→ **Records for this exercise**

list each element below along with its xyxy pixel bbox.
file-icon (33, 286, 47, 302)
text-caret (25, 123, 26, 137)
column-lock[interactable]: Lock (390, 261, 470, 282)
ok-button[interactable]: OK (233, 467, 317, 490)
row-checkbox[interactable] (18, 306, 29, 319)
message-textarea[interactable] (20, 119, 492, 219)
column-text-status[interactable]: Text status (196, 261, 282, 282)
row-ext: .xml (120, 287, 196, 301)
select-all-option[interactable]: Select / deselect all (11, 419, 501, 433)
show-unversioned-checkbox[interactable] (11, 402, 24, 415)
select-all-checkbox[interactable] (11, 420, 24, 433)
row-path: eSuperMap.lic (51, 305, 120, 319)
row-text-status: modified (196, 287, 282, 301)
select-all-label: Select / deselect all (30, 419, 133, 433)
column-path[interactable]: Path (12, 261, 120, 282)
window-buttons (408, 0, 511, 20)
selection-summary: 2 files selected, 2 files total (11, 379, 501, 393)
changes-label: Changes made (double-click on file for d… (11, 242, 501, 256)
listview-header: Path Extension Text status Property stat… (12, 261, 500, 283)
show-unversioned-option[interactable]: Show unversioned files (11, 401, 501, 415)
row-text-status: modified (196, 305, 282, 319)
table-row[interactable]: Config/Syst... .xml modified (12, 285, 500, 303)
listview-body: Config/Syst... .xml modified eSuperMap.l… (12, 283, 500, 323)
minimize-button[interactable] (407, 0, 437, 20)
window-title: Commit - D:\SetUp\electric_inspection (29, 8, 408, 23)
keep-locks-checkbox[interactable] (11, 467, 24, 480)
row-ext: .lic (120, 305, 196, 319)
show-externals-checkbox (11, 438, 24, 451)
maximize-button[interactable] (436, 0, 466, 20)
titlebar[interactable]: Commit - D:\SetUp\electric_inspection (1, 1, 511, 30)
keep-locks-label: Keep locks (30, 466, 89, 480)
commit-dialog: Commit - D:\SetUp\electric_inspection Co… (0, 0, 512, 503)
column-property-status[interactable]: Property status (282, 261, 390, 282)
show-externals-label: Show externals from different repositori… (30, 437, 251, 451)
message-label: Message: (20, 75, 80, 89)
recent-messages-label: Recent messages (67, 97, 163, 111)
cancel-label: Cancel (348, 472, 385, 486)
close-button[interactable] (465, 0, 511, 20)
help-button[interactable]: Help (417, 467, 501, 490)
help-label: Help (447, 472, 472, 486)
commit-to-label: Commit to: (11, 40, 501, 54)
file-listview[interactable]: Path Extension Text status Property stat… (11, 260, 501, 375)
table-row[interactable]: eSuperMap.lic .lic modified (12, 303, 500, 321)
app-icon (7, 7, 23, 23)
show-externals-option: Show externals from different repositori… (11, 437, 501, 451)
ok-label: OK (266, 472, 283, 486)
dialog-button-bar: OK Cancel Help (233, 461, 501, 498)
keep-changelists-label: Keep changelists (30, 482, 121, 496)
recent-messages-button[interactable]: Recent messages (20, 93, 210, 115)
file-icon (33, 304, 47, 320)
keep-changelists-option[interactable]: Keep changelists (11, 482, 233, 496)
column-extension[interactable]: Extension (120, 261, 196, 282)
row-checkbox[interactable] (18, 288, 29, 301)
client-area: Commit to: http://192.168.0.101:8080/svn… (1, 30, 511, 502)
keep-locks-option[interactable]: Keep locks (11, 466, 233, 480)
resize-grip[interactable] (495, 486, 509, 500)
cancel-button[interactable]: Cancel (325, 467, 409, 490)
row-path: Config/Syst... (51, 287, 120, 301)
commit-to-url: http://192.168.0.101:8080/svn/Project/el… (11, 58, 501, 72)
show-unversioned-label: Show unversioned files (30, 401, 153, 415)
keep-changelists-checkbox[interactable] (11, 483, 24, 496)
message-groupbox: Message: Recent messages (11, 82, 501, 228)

--

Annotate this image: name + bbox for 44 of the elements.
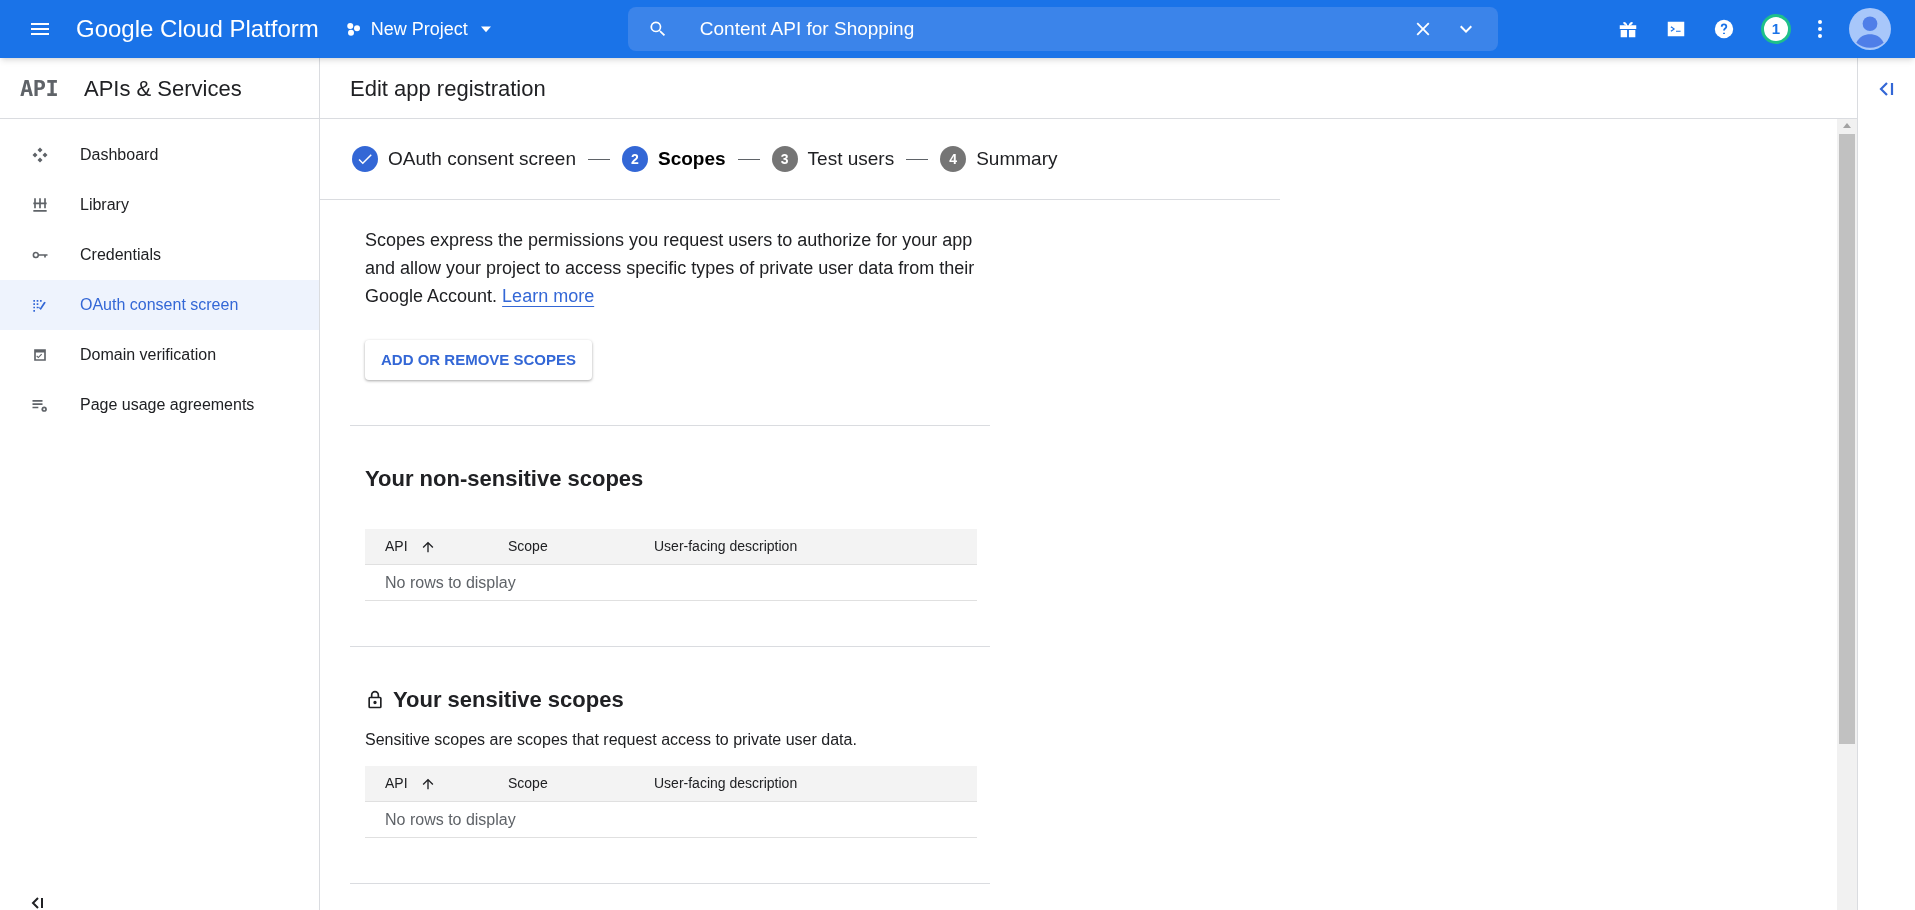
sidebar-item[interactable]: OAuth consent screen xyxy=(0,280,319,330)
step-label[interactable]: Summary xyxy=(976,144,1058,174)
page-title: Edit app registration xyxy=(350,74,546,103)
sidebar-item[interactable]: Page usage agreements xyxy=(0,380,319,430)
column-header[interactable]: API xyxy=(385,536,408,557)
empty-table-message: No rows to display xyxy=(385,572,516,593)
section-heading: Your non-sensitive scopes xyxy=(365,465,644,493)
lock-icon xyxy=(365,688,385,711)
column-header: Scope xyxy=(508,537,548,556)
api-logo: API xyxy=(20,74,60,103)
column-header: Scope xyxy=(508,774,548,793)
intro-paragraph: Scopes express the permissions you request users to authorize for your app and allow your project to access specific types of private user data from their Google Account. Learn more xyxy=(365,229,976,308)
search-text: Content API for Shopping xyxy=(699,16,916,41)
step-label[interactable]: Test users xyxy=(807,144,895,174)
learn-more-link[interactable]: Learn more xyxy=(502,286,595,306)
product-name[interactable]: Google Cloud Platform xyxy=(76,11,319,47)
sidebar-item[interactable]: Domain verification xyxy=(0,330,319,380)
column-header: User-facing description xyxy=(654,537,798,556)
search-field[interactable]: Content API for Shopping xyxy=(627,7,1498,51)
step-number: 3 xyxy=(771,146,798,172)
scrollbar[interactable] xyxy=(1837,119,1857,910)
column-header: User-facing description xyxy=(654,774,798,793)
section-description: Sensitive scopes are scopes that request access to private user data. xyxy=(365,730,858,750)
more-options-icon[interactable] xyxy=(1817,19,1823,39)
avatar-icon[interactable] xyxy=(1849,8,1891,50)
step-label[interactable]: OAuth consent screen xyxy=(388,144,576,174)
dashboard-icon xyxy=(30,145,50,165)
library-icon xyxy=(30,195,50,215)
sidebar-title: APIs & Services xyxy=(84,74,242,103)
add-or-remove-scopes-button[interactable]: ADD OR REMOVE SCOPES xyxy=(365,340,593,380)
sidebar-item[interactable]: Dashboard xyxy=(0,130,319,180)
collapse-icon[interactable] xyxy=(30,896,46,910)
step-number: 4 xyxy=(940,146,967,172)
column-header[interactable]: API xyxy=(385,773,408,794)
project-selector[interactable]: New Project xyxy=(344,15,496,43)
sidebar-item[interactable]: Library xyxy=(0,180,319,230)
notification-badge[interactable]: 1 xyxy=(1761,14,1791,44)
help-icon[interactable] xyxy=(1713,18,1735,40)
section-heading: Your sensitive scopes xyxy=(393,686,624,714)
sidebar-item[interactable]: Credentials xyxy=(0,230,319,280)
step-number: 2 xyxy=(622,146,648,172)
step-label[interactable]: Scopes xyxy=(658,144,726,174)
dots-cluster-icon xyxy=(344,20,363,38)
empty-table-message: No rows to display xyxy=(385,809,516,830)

→ **What the task asks**
Quote the listing above word for word, starting at the line that contains "sidebar-item[interactable]: OAuth consent" and ending with the line that contains "more-options-icon[interactable] xyxy=(1817,19,1823,39)", both included.

→ **The reply**
sidebar-item[interactable]: OAuth consent screen xyxy=(0,280,319,330)
step-label[interactable]: Summary xyxy=(976,144,1058,174)
page-title: Edit app registration xyxy=(350,74,546,103)
sidebar-item[interactable]: Page usage agreements xyxy=(0,380,319,430)
column-header[interactable]: API xyxy=(385,536,408,557)
empty-table-message: No rows to display xyxy=(385,572,516,593)
section-heading: Your non-sensitive scopes xyxy=(365,465,644,493)
lock-icon xyxy=(365,688,385,711)
column-header: Scope xyxy=(508,537,548,556)
api-logo: API xyxy=(20,74,60,103)
column-header: Scope xyxy=(508,774,548,793)
intro-paragraph: Scopes express the permissions you request users to authorize for your app and allow your project to access specific types of private user data from their Google Account. Learn more xyxy=(365,229,976,308)
search-text: Content API for Shopping xyxy=(699,16,916,41)
step-label[interactable]: Test users xyxy=(807,144,895,174)
learn-more-link[interactable]: Learn more xyxy=(502,286,595,306)
product-name[interactable]: Google Cloud Platform xyxy=(76,11,319,47)
sidebar-item[interactable]: Domain verification xyxy=(0,330,319,380)
column-header: User-facing description xyxy=(654,537,798,556)
search-field[interactable]: Content API for Shopping xyxy=(627,7,1498,51)
step-number: 3 xyxy=(771,146,798,172)
scrollbar[interactable] xyxy=(1837,119,1857,910)
column-header: User-facing description xyxy=(654,774,798,793)
section-description: Sensitive scopes are scopes that request access to private user data. xyxy=(365,730,858,750)
more-options-icon[interactable] xyxy=(1817,19,1823,39)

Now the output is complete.